What to work on: Repeat the lines from the one containing "Give me the" through the last line of the data, exactly, pictures omitted.

* start Entries supplied *

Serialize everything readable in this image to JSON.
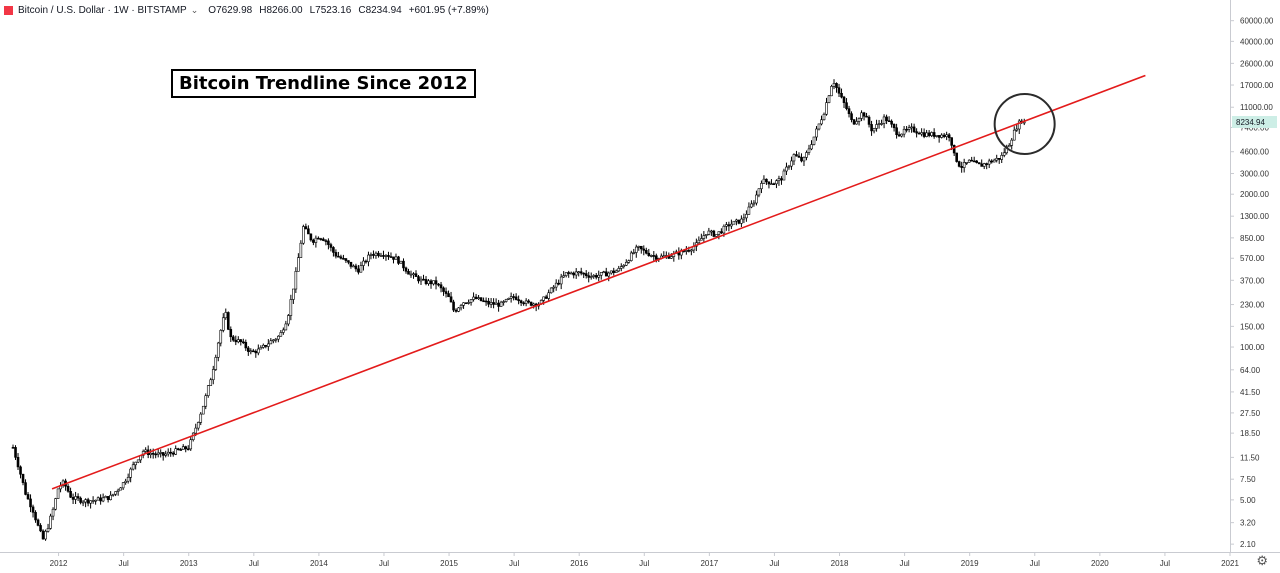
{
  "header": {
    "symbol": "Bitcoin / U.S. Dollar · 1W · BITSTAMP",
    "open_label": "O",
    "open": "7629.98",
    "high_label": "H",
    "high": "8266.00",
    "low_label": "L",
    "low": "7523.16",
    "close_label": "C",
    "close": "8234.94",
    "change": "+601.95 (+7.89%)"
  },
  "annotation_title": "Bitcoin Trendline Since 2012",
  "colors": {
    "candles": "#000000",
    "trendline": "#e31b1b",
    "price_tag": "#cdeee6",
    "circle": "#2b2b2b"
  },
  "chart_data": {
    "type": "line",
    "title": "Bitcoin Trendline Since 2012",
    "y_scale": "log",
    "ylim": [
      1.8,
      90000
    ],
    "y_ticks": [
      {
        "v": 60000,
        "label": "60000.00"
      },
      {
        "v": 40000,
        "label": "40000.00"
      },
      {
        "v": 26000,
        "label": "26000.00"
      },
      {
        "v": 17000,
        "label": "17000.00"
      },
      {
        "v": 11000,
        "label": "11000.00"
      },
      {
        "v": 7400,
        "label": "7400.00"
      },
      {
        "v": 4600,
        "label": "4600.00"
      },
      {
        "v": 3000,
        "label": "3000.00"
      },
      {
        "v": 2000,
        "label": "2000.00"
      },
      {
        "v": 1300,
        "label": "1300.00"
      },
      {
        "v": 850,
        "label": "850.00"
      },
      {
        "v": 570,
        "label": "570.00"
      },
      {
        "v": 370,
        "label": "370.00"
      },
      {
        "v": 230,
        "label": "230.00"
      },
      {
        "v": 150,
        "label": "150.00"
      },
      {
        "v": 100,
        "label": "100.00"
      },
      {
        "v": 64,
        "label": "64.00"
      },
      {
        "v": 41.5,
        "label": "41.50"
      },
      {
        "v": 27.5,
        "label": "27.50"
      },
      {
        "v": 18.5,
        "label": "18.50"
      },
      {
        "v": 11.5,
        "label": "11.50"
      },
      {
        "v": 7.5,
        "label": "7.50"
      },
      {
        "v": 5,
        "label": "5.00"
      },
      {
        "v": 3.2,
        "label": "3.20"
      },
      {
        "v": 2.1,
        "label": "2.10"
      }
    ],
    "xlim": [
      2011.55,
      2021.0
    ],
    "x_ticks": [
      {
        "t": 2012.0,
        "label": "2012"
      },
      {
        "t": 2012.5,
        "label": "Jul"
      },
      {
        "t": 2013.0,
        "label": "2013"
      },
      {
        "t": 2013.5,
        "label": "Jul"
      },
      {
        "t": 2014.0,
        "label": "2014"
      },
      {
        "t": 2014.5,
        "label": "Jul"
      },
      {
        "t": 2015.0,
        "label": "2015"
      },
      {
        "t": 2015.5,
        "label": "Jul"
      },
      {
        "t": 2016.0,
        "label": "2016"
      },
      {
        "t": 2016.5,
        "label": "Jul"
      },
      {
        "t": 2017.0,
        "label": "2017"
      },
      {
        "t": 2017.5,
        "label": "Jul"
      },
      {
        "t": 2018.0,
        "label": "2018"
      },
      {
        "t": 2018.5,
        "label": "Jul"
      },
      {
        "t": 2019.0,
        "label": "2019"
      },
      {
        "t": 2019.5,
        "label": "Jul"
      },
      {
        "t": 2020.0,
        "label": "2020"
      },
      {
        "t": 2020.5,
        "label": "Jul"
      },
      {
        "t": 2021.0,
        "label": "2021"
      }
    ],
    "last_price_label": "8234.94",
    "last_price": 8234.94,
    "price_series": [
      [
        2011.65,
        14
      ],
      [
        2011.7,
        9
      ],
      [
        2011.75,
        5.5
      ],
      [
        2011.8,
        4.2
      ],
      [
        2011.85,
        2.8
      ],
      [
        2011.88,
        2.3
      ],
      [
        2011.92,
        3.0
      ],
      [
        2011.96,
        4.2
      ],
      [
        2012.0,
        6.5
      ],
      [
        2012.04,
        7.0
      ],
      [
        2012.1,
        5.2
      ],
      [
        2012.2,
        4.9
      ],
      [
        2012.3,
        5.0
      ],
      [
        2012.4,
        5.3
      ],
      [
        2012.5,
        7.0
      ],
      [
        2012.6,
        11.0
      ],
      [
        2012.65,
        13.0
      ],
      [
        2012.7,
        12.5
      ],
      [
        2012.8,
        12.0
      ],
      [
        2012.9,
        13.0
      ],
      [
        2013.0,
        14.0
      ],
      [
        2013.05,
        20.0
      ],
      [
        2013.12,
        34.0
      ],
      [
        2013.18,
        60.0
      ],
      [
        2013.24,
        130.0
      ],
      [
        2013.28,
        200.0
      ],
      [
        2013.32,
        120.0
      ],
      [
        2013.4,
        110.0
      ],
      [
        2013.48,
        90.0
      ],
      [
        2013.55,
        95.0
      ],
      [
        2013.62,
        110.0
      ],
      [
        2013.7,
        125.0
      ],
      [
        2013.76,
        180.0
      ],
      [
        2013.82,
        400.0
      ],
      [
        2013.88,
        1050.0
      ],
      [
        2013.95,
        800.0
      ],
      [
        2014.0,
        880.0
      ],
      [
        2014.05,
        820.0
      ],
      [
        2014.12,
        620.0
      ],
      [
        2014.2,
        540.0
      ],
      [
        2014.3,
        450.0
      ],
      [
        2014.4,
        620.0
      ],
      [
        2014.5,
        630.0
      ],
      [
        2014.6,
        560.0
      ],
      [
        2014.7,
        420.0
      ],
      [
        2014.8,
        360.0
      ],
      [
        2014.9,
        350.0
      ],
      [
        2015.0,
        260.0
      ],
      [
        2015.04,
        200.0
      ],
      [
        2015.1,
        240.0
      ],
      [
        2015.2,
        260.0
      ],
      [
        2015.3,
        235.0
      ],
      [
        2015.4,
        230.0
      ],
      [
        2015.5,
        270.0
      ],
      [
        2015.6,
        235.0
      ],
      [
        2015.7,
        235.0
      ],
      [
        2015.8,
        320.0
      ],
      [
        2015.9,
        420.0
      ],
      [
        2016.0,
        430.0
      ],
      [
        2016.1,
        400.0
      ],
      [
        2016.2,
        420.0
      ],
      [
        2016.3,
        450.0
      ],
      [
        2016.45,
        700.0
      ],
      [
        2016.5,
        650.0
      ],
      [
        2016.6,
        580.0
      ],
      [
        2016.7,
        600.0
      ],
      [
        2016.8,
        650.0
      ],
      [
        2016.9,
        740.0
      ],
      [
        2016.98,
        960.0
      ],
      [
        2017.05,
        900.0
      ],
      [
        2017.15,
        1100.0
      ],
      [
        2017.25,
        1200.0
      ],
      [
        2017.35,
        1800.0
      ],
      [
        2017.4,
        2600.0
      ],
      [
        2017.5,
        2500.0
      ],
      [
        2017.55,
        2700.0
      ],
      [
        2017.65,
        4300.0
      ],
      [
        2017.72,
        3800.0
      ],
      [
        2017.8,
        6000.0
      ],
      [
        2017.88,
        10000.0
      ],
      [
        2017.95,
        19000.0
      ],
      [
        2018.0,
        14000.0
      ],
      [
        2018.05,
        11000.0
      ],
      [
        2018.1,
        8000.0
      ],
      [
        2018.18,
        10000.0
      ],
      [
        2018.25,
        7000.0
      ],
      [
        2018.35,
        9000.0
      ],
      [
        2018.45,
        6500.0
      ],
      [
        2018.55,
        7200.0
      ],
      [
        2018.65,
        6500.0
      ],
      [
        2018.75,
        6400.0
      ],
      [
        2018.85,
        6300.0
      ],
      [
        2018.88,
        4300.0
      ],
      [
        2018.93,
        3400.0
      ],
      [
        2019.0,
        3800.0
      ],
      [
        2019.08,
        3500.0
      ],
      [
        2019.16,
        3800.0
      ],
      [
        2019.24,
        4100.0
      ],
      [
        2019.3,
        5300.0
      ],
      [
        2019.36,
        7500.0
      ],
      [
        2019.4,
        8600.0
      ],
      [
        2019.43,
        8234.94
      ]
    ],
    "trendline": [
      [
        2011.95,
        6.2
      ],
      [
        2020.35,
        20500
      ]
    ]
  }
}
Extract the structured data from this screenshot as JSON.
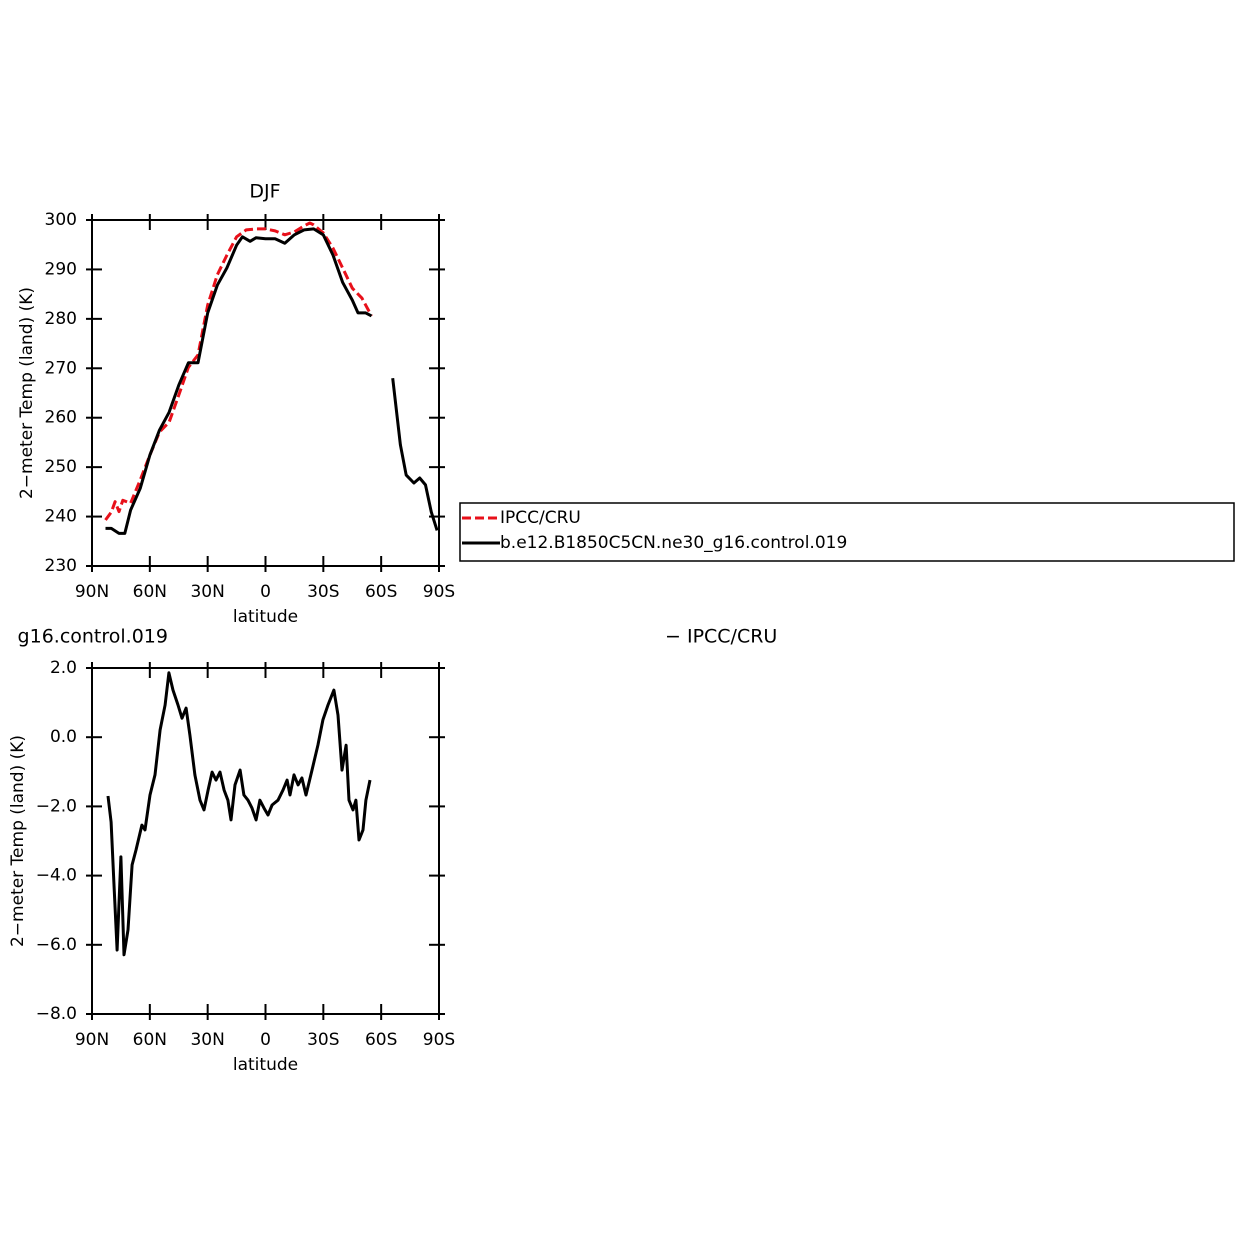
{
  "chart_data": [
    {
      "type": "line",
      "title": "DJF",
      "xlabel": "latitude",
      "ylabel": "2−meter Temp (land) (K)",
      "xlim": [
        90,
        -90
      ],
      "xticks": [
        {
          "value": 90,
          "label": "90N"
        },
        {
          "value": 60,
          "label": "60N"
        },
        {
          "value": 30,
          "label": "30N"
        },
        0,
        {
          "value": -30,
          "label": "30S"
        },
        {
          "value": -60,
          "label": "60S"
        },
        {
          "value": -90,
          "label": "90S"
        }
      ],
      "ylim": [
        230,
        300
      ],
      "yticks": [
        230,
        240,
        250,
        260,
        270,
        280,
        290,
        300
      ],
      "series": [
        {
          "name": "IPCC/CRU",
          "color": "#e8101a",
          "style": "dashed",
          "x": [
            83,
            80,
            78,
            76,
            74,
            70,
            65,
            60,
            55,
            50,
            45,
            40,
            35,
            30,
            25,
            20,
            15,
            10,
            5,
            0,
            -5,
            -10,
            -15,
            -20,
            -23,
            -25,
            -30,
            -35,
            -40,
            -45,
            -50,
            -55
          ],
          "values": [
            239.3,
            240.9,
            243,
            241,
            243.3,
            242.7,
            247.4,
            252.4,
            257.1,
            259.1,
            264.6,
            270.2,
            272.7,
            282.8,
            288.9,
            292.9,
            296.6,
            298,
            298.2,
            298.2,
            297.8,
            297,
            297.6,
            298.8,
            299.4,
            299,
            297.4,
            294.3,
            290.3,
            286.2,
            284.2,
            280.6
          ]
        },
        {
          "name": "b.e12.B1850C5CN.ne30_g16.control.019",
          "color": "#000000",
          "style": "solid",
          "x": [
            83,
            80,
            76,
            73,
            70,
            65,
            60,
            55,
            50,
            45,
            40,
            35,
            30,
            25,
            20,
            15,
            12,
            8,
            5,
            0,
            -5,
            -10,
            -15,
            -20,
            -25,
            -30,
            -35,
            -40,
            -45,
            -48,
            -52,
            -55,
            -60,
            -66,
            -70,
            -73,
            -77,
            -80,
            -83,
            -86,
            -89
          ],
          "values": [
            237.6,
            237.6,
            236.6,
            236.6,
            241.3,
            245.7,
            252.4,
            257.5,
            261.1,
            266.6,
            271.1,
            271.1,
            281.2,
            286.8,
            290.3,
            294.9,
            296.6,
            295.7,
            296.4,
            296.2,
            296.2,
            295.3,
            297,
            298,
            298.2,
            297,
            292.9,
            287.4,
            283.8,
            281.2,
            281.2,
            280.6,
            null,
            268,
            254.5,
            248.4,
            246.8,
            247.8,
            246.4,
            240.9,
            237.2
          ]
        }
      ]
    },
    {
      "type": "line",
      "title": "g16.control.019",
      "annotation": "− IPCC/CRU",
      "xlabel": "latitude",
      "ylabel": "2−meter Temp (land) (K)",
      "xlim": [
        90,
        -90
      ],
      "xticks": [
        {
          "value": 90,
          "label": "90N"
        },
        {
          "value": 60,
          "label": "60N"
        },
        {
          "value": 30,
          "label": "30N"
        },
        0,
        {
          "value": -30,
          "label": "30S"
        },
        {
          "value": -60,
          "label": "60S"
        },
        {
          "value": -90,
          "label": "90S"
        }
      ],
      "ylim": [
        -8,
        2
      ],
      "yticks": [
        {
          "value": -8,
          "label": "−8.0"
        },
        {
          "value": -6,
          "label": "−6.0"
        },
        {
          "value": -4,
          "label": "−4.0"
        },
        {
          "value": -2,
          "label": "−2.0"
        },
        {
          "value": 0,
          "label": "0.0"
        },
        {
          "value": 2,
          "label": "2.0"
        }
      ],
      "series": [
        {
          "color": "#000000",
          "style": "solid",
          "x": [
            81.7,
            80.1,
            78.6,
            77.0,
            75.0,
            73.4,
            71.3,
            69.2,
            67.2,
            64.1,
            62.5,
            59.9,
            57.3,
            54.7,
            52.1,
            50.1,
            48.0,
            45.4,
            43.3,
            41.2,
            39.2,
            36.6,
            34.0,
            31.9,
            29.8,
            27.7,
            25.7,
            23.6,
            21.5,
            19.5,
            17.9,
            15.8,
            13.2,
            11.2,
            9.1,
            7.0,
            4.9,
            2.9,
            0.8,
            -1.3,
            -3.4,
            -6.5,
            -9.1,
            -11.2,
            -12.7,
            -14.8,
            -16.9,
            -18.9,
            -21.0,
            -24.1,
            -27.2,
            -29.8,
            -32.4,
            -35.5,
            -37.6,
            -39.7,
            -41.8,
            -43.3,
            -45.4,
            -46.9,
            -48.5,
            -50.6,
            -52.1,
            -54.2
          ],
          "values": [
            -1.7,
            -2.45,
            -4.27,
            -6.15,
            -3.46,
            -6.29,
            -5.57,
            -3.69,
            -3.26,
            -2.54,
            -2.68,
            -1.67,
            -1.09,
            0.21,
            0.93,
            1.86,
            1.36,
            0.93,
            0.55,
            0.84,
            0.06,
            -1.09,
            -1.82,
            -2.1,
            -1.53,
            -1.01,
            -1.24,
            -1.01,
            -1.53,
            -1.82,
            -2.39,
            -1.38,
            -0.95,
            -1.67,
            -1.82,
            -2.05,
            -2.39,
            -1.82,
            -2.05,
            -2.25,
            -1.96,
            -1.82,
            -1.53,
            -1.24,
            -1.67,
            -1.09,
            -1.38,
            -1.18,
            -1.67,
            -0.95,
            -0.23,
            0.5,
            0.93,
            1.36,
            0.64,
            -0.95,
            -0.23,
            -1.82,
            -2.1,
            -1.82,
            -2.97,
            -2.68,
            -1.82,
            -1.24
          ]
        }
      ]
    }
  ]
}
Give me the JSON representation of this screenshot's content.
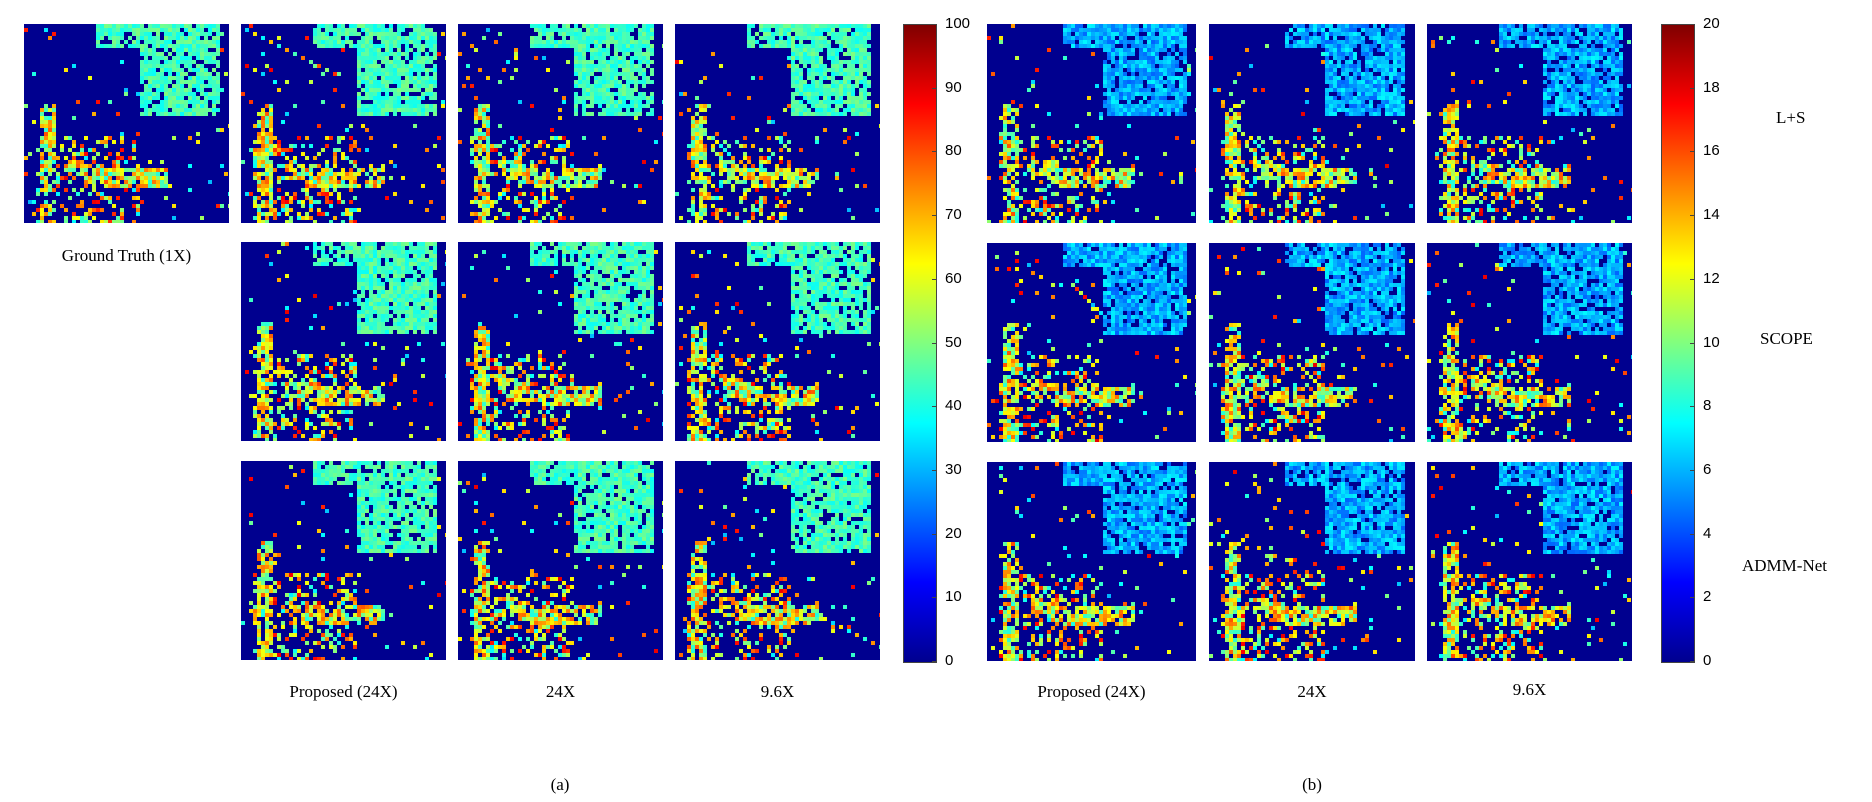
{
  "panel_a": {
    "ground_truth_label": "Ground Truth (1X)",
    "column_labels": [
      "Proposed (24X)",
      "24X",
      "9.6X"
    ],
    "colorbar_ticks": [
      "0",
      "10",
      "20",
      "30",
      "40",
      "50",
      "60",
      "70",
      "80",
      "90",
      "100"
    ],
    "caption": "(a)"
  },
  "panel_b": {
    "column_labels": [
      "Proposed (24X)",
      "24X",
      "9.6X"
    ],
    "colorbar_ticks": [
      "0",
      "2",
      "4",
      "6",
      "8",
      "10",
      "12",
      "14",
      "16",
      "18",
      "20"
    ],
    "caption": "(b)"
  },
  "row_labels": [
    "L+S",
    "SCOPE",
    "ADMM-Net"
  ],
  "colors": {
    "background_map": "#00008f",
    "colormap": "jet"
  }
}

* end Entries supplied *

Exercise answer:
Give me the JSON representation of this screenshot's content.
{
  "panel_a": {
    "ground_truth_label": "Ground Truth (1X)",
    "column_labels": [
      "Proposed (24X)",
      "24X",
      "9.6X"
    ],
    "colorbar_ticks": [
      "0",
      "10",
      "20",
      "30",
      "40",
      "50",
      "60",
      "70",
      "80",
      "90",
      "100"
    ],
    "caption": "(a)"
  },
  "panel_b": {
    "column_labels": [
      "Proposed (24X)",
      "24X",
      "9.6X"
    ],
    "colorbar_ticks": [
      "0",
      "2",
      "4",
      "6",
      "8",
      "10",
      "12",
      "14",
      "16",
      "18",
      "20"
    ],
    "caption": "(b)"
  },
  "row_labels": [
    "L+S",
    "SCOPE",
    "ADMM-Net"
  ],
  "colors": {
    "background_map": "#00008f",
    "colormap": "jet"
  }
}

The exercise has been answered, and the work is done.